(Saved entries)
►

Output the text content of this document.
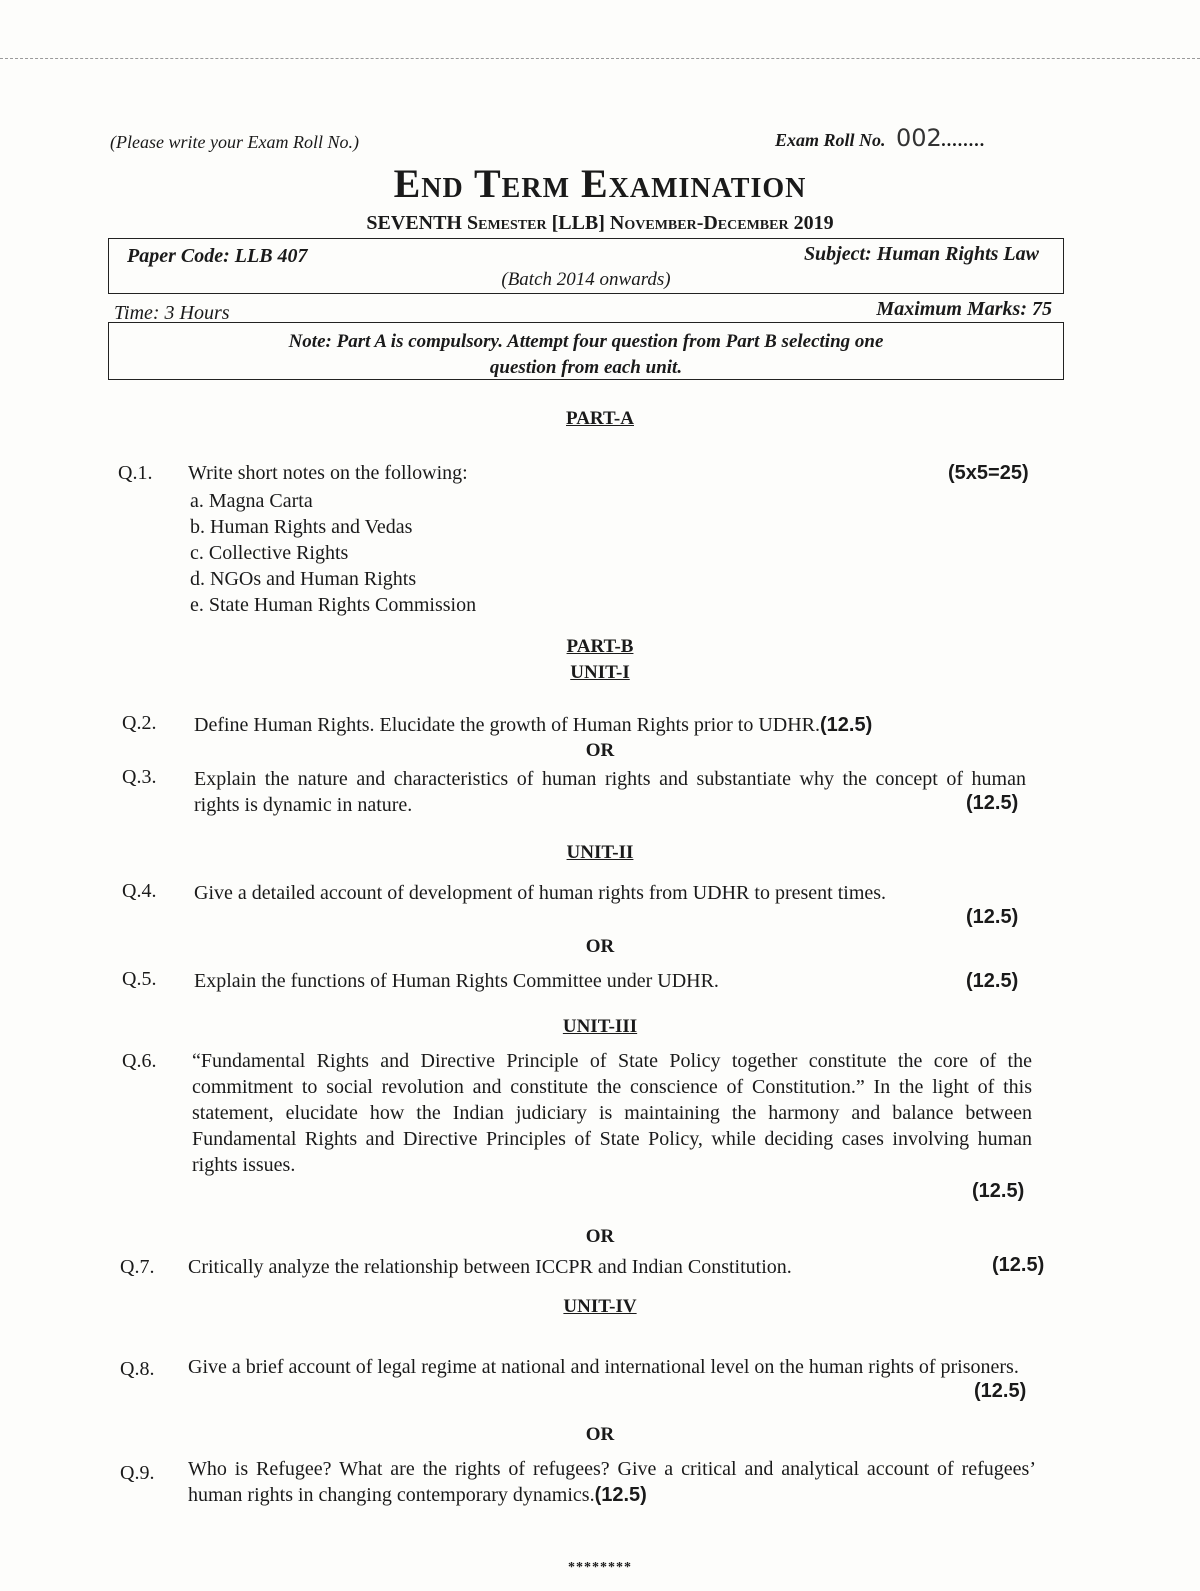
(Please write your Exam Roll No.)	Exam Roll No. 002........
End Term Examination
SEVENTH Semester [LLB] November-December 2019
Paper Code: LLB 407	Subject: Human Rights Law
(Batch 2014 onwards)
Time: 3 Hours	Maximum Marks: 75
Note: Part A is compulsory. Attempt four question from Part B selecting one
question from each unit.
PART-A
Q.1. Write short notes on the following:	(5x5=25)
a. Magna Carta
b. Human Rights and Vedas
c. Collective Rights
d. NGOs and Human Rights
e. State Human Rights Commission
PART-B
UNIT-I
Q.2. Define Human Rights. Elucidate the growth of Human Rights prior to UDHR.(12.5)
OR
Q.3. Explain the nature and characteristics of human rights and substantiate why the concept of human rights is dynamic in nature.	(12.5)
UNIT-II
Q.4. Give a detailed account of development of human rights from UDHR to present times.
(12.5)
OR
Q.5. Explain the functions of Human Rights Committee under UDHR.	(12.5)
UNIT-III
Q.6. “Fundamental Rights and Directive Principle of State Policy together constitute the core of the commitment to social revolution and constitute the conscience of Constitution.” In the light of this statement, elucidate how the Indian judiciary is maintaining the harmony and balance between Fundamental Rights and Directive Principles of State Policy, while deciding cases involving human rights issues.
(12.5)
OR
Q.7. Critically analyze the relationship between ICCPR and Indian Constitution.	(12.5)
UNIT-IV
Q.8. Give a brief account of legal regime at national and international level on the human rights of prisoners.
(12.5)
OR
Q.9. Who is Refugee? What are the rights of refugees? Give a critical and analytical account of refugees’ human rights in changing contemporary dynamics.(12.5)
********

◄

What is expected:
Working from the listing above, pick out every line that has "between" and copy it.

Reply to the exercise:
Q.6. “Fundamental Rights and Directive Principle of State Policy together constitute the core of the commitment to social revolution and constitute the conscience of Constitution.” In the light of this statement, elucidate how the Indian judiciary is maintaining the harmony and balance between Fundamental Rights and Directive Principles of State Policy, while deciding cases involving human rights issues.
Q.7. Critically analyze the relationship between ICCPR and Indian Constitution.	(12.5)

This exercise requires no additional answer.